### [SET EXERCISE]
Leave out the pictures and copy every record exactly.

### [RECORDS PROVIDED]
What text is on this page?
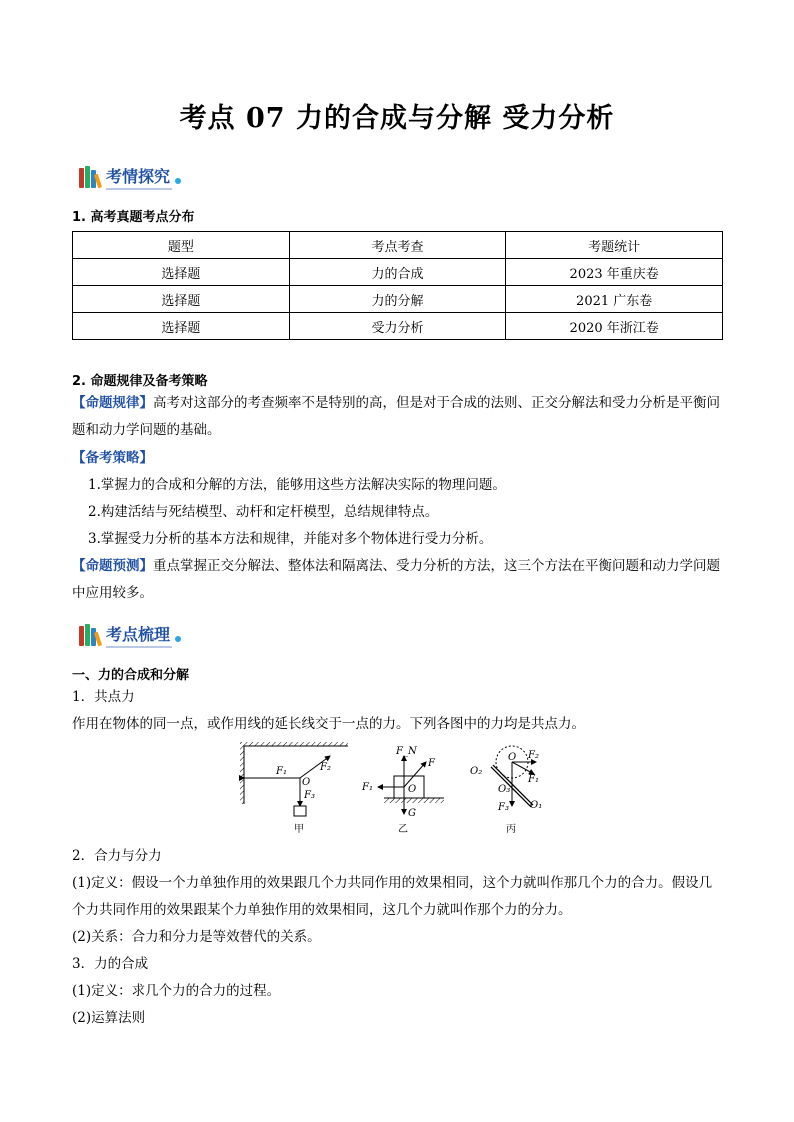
考点 07 力的合成与分解 受力分析
考情探究
1. 高考真题考点分布
题型	考点考查	考题统计
选择题	力的合成	2023 年重庆卷
选择题	力的分解	2021 广东卷
选择题	受力分析	2020 年浙江卷
2. 命题规律及备考策略
【命题规律】高考对这部分的考查频率不是特别的高，但是对于合成的法则、正交分解法和受力分析是平衡问题和动力学问题的基础。
【备考策略】
1.掌握力的合成和分解的方法，能够用这些方法解决实际的物理问题。
2.构建活结与死结模型、动杆和定杆模型，总结规律特点。
3.掌握受力分析的基本方法和规律，并能对多个物体进行受力分析。
【命题预测】重点掌握正交分解法、整体法和隔离法、受力分析的方法，这三个方法在平衡问题和动力学问题中应用较多。
考点梳理
一、力的合成和分解
1．共点力
作用在物体的同一点，或作用线的延长线交于一点的力。下列各图中的力均是共点力。
F₁	F₂
O
F₃
甲
F_N
F
F₁	O
G
乙
O₂
O F₂
F₁
O₃
F₃ O₁
丙
2．合力与分力
(1)定义：假设一个力单独作用的效果跟几个力共同作用的效果相同，这个力就叫作那几个力的合力。假设几个力共同作用的效果跟某个力单独作用的效果相同，这几个力就叫作那个力的分力。
(2)关系：合力和分力是等效替代的关系。
3．力的合成
(1)定义：求几个力的合力的过程。
(2)运算法则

### [THE RESULT]
What text is on this page?
考点 07 力的合成与分解 受力分析
考情探究
1. 高考真题考点分布
题型	考点考查	考题统计
选择题	力的合成	2023 年重庆卷
选择题	力的分解	2021 广东卷
选择题	受力分析	2020 年浙江卷
2. 命题规律及备考策略
【命题规律】高考对这部分的考查频率不是特别的高，但是对于合成的法则、正交分解法和受力分析是平衡问题和动力学问题的基础。
【备考策略】
1.掌握力的合成和分解的方法，能够用这些方法解决实际的物理问题。
2.构建活结与死结模型、动杆和定杆模型，总结规律特点。
3.掌握受力分析的基本方法和规律，并能对多个物体进行受力分析。
【命题预测】重点掌握正交分解法、整体法和隔离法、受力分析的方法，这三个方法在平衡问题和动力学问题中应用较多。
考点梳理
一、力的合成和分解
1．共点力
作用在物体的同一点，或作用线的延长线交于一点的力。下列各图中的力均是共点力。
F₁	F₂
O
F₃
甲
F_N
F
F₁	O
G
乙
O₂
O F₂
F₁
O₃
F₃ O₁
丙
2．合力与分力
(1)定义：假设一个力单独作用的效果跟几个力共同作用的效果相同，这个力就叫作那几个力的合力。假设几个力共同作用的效果跟某个力单独作用的效果相同，这几个力就叫作那个力的分力。
(2)关系：合力和分力是等效替代的关系。
3．力的合成
(1)定义：求几个力的合力的过程。
(2)运算法则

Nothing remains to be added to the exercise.